**** Information given

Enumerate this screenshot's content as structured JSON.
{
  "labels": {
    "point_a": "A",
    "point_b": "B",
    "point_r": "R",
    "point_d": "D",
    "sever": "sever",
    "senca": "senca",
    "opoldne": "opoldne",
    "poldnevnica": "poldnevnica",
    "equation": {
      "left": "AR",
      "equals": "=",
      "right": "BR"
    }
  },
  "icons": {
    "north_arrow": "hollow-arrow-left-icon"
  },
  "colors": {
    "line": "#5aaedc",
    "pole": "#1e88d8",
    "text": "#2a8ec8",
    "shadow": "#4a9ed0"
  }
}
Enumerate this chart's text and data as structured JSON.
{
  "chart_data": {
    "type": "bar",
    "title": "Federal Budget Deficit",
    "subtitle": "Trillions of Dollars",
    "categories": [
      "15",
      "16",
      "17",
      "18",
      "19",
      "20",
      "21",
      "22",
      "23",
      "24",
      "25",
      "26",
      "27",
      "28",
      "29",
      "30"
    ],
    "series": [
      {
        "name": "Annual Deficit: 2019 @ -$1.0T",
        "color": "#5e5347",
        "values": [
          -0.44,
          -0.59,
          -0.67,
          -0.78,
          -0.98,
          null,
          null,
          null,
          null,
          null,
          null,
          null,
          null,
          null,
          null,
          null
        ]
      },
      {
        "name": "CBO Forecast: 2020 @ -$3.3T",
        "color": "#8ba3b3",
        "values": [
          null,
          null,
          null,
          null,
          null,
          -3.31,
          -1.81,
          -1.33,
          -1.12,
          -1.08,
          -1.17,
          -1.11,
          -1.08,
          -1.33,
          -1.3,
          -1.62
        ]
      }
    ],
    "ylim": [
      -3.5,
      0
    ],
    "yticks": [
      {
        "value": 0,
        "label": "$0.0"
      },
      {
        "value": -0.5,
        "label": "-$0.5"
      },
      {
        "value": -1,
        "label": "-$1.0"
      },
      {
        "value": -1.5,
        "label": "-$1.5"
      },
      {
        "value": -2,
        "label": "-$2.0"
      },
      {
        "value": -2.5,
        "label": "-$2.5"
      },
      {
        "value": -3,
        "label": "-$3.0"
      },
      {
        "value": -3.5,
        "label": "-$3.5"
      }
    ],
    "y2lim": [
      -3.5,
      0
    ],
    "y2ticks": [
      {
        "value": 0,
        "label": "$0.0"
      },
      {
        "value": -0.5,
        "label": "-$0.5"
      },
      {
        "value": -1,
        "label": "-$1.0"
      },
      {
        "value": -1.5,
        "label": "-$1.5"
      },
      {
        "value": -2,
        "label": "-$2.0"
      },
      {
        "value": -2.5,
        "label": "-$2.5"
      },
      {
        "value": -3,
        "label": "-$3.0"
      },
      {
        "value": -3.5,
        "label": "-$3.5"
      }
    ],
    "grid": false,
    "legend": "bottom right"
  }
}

********

## [Written task]
Using the data above, output each line exactly.

## [Task answer]
Enumerate this screenshot's content as structured JSON.
{
  "labels": {
    "point_a": "A",
    "point_b": "B",
    "point_r": "R",
    "point_d": "D",
    "sever": "sever",
    "senca": "senca",
    "opoldne": "opoldne",
    "poldnevnica": "poldnevnica",
    "equation": {
      "left": "AR",
      "equals": "=",
      "right": "BR"
    }
  },
  "icons": {
    "north_arrow": "hollow-arrow-left-icon"
  },
  "colors": {
    "line": "#5aaedc",
    "pole": "#1e88d8",
    "text": "#2a8ec8",
    "shadow": "#4a9ed0"
  }
}
Enumerate this chart's text and data as structured JSON.
{
  "chart_data": {
    "type": "bar",
    "title": "Federal Budget Deficit",
    "subtitle": "Trillions of Dollars",
    "categories": [
      "15",
      "16",
      "17",
      "18",
      "19",
      "20",
      "21",
      "22",
      "23",
      "24",
      "25",
      "26",
      "27",
      "28",
      "29",
      "30"
    ],
    "series": [
      {
        "name": "Annual Deficit: 2019 @ -$1.0T",
        "color": "#5e5347",
        "values": [
          -0.44,
          -0.59,
          -0.67,
          -0.78,
          -0.98,
          null,
          null,
          null,
          null,
          null,
          null,
          null,
          null,
          null,
          null,
          null
        ]
      },
      {
        "name": "CBO Forecast: 2020 @ -$3.3T",
        "color": "#8ba3b3",
        "values": [
          null,
          null,
          null,
          null,
          null,
          -3.31,
          -1.81,
          -1.33,
          -1.12,
          -1.08,
          -1.17,
          -1.11,
          -1.08,
          -1.33,
          -1.3,
          -1.62
        ]
      }
    ],
    "ylim": [
      -3.5,
      0
    ],
    "yticks": [
      {
        "value": 0,
        "label": "$0.0"
      },
      {
        "value": -0.5,
        "label": "-$0.5"
      },
      {
        "value": -1,
        "label": "-$1.0"
      },
      {
        "value": -1.5,
        "label": "-$1.5"
      },
      {
        "value": -2,
        "label": "-$2.0"
      },
      {
        "value": -2.5,
        "label": "-$2.5"
      },
      {
        "value": -3,
        "label": "-$3.0"
      },
      {
        "value": -3.5,
        "label": "-$3.5"
      }
    ],
    "y2lim": [
      -3.5,
      0
    ],
    "y2ticks": [
      {
        "value": 0,
        "label": "$0.0"
      },
      {
        "value": -0.5,
        "label": "-$0.5"
      },
      {
        "value": -1,
        "label": "-$1.0"
      },
      {
        "value": -1.5,
        "label": "-$1.5"
      },
      {
        "value": -2,
        "label": "-$2.0"
      },
      {
        "value": -2.5,
        "label": "-$2.5"
      },
      {
        "value": -3,
        "label": "-$3.0"
      },
      {
        "value": -3.5,
        "label": "-$3.5"
      }
    ],
    "grid": false,
    "legend": "bottom right"
  }
}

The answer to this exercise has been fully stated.